Write out each record again exactly as it stands.

Stored items from a collection
* start *

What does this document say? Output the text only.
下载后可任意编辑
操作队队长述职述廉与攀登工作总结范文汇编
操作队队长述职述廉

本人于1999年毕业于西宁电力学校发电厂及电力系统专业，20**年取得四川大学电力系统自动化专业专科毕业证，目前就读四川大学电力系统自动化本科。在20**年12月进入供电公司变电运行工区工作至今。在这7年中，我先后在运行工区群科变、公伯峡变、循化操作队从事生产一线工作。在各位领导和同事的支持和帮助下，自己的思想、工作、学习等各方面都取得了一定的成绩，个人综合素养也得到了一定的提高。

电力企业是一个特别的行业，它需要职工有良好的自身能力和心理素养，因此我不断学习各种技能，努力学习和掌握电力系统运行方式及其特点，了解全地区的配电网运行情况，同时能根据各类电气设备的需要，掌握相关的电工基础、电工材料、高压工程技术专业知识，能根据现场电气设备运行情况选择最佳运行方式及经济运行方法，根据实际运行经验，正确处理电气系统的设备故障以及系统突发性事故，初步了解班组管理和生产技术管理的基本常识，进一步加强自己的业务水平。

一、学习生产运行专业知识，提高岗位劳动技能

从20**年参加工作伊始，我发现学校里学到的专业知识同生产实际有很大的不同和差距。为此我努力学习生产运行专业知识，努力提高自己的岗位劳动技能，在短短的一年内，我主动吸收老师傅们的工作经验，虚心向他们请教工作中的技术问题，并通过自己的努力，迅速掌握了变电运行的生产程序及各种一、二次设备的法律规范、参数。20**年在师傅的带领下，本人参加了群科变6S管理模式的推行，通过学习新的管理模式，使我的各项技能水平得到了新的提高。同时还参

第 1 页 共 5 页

* end *

*REPLY*.
What does this document say? Output the text only.
下载后可任意编辑
操作队队长述职述廉与攀登工作总结范文汇编
操作队队长述职述廉

本人于1999年毕业于西宁电力学校发电厂及电力系统专业，20**年取得四川大学电力系统自动化专业专科毕业证，目前就读四川大学电力系统自动化本科。在20**年12月进入供电公司变电运行工区工作至今。在这7年中，我先后在运行工区群科变、公伯峡变、循化操作队从事生产一线工作。在各位领导和同事的支持和帮助下，自己的思想、工作、学习等各方面都取得了一定的成绩，个人综合素养也得到了一定的提高。

电力企业是一个特别的行业，它需要职工有良好的自身能力和心理素养，因此我不断学习各种技能，努力学习和掌握电力系统运行方式及其特点，了解全地区的配电网运行情况，同时能根据各类电气设备的需要，掌握相关的电工基础、电工材料、高压工程技术专业知识，能根据现场电气设备运行情况选择最佳运行方式及经济运行方法，根据实际运行经验，正确处理电气系统的设备故障以及系统突发性事故，初步了解班组管理和生产技术管理的基本常识，进一步加强自己的业务水平。

一、学习生产运行专业知识，提高岗位劳动技能

从20**年参加工作伊始，我发现学校里学到的专业知识同生产实际有很大的不同和差距。为此我努力学习生产运行专业知识，努力提高自己的岗位劳动技能，在短短的一年内，我主动吸收老师傅们的工作经验，虚心向他们请教工作中的技术问题，并通过自己的努力，迅速掌握了变电运行的生产程序及各种一、二次设备的法律规范、参数。20**年在师傅的带领下，本人参加了群科变6S管理模式的推行，通过学习新的管理模式，使我的各项技能水平得到了新的提高。同时还参

第 1 页 共 5 页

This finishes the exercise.